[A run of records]
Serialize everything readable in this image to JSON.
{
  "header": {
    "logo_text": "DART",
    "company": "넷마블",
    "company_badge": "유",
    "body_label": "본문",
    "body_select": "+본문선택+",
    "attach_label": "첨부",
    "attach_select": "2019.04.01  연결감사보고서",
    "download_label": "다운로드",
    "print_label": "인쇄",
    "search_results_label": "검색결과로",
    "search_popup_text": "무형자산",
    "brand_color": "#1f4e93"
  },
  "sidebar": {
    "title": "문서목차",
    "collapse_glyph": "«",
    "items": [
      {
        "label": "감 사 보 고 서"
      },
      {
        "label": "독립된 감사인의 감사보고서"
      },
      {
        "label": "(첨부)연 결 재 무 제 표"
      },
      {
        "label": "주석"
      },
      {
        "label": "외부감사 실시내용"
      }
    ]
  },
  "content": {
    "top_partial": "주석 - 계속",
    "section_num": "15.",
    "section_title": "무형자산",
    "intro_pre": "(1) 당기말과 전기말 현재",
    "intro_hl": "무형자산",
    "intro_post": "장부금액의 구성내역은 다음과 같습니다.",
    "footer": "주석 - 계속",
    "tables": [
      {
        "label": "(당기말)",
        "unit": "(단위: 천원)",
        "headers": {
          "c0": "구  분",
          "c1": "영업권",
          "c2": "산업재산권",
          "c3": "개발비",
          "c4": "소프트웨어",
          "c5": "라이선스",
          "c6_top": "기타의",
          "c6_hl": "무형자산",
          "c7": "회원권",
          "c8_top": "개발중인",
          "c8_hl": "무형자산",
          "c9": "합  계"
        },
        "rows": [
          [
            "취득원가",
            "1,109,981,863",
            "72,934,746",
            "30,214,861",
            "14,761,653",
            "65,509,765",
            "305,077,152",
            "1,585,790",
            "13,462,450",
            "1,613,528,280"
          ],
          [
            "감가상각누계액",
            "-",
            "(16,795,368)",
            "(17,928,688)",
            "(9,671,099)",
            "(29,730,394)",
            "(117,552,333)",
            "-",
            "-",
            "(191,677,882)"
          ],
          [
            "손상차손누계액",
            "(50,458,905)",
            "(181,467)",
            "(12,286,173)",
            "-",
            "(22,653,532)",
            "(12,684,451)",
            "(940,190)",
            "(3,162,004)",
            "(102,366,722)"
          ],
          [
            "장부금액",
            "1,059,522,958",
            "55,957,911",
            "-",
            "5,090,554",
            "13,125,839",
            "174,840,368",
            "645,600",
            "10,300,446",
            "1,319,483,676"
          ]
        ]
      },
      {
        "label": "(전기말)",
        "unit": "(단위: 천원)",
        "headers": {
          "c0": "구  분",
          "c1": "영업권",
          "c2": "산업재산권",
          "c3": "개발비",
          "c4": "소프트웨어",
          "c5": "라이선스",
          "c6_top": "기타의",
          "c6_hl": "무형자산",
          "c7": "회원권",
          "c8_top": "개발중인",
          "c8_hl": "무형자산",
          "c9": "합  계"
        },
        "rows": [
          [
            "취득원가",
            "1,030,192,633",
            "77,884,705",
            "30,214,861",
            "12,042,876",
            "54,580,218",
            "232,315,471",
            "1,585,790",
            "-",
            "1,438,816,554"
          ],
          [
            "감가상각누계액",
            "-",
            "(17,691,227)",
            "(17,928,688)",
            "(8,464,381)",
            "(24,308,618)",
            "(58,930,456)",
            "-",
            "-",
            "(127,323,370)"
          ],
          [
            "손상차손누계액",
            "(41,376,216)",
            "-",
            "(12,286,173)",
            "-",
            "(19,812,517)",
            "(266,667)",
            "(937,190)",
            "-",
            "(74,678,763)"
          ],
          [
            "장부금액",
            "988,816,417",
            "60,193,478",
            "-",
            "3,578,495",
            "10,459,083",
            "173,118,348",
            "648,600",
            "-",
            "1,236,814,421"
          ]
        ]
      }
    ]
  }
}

TASK DESCRIPTION -
Write out the full set of records exactly as given.

EXERCISE OUTPUT -
Serialize everything readable in this image to JSON.
{
  "header": {
    "logo_text": "DART",
    "company": "넷마블",
    "company_badge": "유",
    "body_label": "본문",
    "body_select": "+본문선택+",
    "attach_label": "첨부",
    "attach_select": "2019.04.01  연결감사보고서",
    "download_label": "다운로드",
    "print_label": "인쇄",
    "search_results_label": "검색결과로",
    "search_popup_text": "무형자산",
    "brand_color": "#1f4e93"
  },
  "sidebar": {
    "title": "문서목차",
    "collapse_glyph": "«",
    "items": [
      {
        "label": "감 사 보 고 서"
      },
      {
        "label": "독립된 감사인의 감사보고서"
      },
      {
        "label": "(첨부)연 결 재 무 제 표"
      },
      {
        "label": "주석"
      },
      {
        "label": "외부감사 실시내용"
      }
    ]
  },
  "content": {
    "top_partial": "주석 - 계속",
    "section_num": "15.",
    "section_title": "무형자산",
    "intro_pre": "(1) 당기말과 전기말 현재",
    "intro_hl": "무형자산",
    "intro_post": "장부금액의 구성내역은 다음과 같습니다.",
    "footer": "주석 - 계속",
    "tables": [
      {
        "label": "(당기말)",
        "unit": "(단위: 천원)",
        "headers": {
          "c0": "구  분",
          "c1": "영업권",
          "c2": "산업재산권",
          "c3": "개발비",
          "c4": "소프트웨어",
          "c5": "라이선스",
          "c6_top": "기타의",
          "c6_hl": "무형자산",
          "c7": "회원권",
          "c8_top": "개발중인",
          "c8_hl": "무형자산",
          "c9": "합  계"
        },
        "rows": [
          [
            "취득원가",
            "1,109,981,863",
            "72,934,746",
            "30,214,861",
            "14,761,653",
            "65,509,765",
            "305,077,152",
            "1,585,790",
            "13,462,450",
            "1,613,528,280"
          ],
          [
            "감가상각누계액",
            "-",
            "(16,795,368)",
            "(17,928,688)",
            "(9,671,099)",
            "(29,730,394)",
            "(117,552,333)",
            "-",
            "-",
            "(191,677,882)"
          ],
          [
            "손상차손누계액",
            "(50,458,905)",
            "(181,467)",
            "(12,286,173)",
            "-",
            "(22,653,532)",
            "(12,684,451)",
            "(940,190)",
            "(3,162,004)",
            "(102,366,722)"
          ],
          [
            "장부금액",
            "1,059,522,958",
            "55,957,911",
            "-",
            "5,090,554",
            "13,125,839",
            "174,840,368",
            "645,600",
            "10,300,446",
            "1,319,483,676"
          ]
        ]
      },
      {
        "label": "(전기말)",
        "unit": "(단위: 천원)",
        "headers": {
          "c0": "구  분",
          "c1": "영업권",
          "c2": "산업재산권",
          "c3": "개발비",
          "c4": "소프트웨어",
          "c5": "라이선스",
          "c6_top": "기타의",
          "c6_hl": "무형자산",
          "c7": "회원권",
          "c8_top": "개발중인",
          "c8_hl": "무형자산",
          "c9": "합  계"
        },
        "rows": [
          [
            "취득원가",
            "1,030,192,633",
            "77,884,705",
            "30,214,861",
            "12,042,876",
            "54,580,218",
            "232,315,471",
            "1,585,790",
            "-",
            "1,438,816,554"
          ],
          [
            "감가상각누계액",
            "-",
            "(17,691,227)",
            "(17,928,688)",
            "(8,464,381)",
            "(24,308,618)",
            "(58,930,456)",
            "-",
            "-",
            "(127,323,370)"
          ],
          [
            "손상차손누계액",
            "(41,376,216)",
            "-",
            "(12,286,173)",
            "-",
            "(19,812,517)",
            "(266,667)",
            "(937,190)",
            "-",
            "(74,678,763)"
          ],
          [
            "장부금액",
            "988,816,417",
            "60,193,478",
            "-",
            "3,578,495",
            "10,459,083",
            "173,118,348",
            "648,600",
            "-",
            "1,236,814,421"
          ]
        ]
      }
    ]
  }
}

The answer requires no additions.